Dataset excerpts:

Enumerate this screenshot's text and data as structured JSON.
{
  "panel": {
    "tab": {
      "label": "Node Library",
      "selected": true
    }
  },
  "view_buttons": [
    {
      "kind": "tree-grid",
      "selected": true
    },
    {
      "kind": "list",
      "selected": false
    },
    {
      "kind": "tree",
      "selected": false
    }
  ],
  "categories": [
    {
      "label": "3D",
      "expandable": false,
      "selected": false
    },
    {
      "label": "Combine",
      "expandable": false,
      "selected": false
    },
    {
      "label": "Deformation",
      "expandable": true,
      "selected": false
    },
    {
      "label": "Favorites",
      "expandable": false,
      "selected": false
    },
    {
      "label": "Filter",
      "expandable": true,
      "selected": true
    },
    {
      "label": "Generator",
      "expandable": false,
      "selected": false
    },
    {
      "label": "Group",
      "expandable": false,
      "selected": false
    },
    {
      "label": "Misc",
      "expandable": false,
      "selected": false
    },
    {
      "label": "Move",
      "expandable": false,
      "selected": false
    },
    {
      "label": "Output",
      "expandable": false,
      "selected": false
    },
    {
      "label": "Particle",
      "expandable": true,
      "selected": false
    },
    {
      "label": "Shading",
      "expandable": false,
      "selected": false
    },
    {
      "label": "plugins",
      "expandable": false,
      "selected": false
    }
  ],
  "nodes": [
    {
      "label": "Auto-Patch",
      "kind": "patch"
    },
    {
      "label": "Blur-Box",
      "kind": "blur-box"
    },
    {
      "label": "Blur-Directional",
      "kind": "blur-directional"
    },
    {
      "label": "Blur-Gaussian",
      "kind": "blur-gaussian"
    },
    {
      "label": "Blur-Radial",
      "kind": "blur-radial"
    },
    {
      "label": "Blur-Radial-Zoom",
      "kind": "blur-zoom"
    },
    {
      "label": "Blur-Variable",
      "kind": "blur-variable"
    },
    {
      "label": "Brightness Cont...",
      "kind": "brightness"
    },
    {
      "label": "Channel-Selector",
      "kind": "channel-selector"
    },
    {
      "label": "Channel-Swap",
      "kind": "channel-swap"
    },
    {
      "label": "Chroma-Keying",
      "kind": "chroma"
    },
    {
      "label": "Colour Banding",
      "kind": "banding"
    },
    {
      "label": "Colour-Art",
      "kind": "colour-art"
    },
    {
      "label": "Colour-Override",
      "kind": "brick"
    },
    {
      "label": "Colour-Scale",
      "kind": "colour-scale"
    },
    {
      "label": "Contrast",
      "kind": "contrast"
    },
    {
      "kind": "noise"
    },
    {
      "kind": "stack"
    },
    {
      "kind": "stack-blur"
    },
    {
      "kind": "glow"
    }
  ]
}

- Directive: Using the data above, repeat every line exactly.

- Final answer:
Enumerate this screenshot's text and data as structured JSON.
{
  "panel": {
    "tab": {
      "label": "Node Library",
      "selected": true
    }
  },
  "view_buttons": [
    {
      "kind": "tree-grid",
      "selected": true
    },
    {
      "kind": "list",
      "selected": false
    },
    {
      "kind": "tree",
      "selected": false
    }
  ],
  "categories": [
    {
      "label": "3D",
      "expandable": false,
      "selected": false
    },
    {
      "label": "Combine",
      "expandable": false,
      "selected": false
    },
    {
      "label": "Deformation",
      "expandable": true,
      "selected": false
    },
    {
      "label": "Favorites",
      "expandable": false,
      "selected": false
    },
    {
      "label": "Filter",
      "expandable": true,
      "selected": true
    },
    {
      "label": "Generator",
      "expandable": false,
      "selected": false
    },
    {
      "label": "Group",
      "expandable": false,
      "selected": false
    },
    {
      "label": "Misc",
      "expandable": false,
      "selected": false
    },
    {
      "label": "Move",
      "expandable": false,
      "selected": false
    },
    {
      "label": "Output",
      "expandable": false,
      "selected": false
    },
    {
      "label": "Particle",
      "expandable": true,
      "selected": false
    },
    {
      "label": "Shading",
      "expandable": false,
      "selected": false
    },
    {
      "label": "plugins",
      "expandable": false,
      "selected": false
    }
  ],
  "nodes": [
    {
      "label": "Auto-Patch",
      "kind": "patch"
    },
    {
      "label": "Blur-Box",
      "kind": "blur-box"
    },
    {
      "label": "Blur-Directional",
      "kind": "blur-directional"
    },
    {
      "label": "Blur-Gaussian",
      "kind": "blur-gaussian"
    },
    {
      "label": "Blur-Radial",
      "kind": "blur-radial"
    },
    {
      "label": "Blur-Radial-Zoom",
      "kind": "blur-zoom"
    },
    {
      "label": "Blur-Variable",
      "kind": "blur-variable"
    },
    {
      "label": "Brightness Cont...",
      "kind": "brightness"
    },
    {
      "label": "Channel-Selector",
      "kind": "channel-selector"
    },
    {
      "label": "Channel-Swap",
      "kind": "channel-swap"
    },
    {
      "label": "Chroma-Keying",
      "kind": "chroma"
    },
    {
      "label": "Colour Banding",
      "kind": "banding"
    },
    {
      "label": "Colour-Art",
      "kind": "colour-art"
    },
    {
      "label": "Colour-Override",
      "kind": "brick"
    },
    {
      "label": "Colour-Scale",
      "kind": "colour-scale"
    },
    {
      "label": "Contrast",
      "kind": "contrast"
    },
    {
      "kind": "noise"
    },
    {
      "kind": "stack"
    },
    {
      "kind": "stack-blur"
    },
    {
      "kind": "glow"
    }
  ]
}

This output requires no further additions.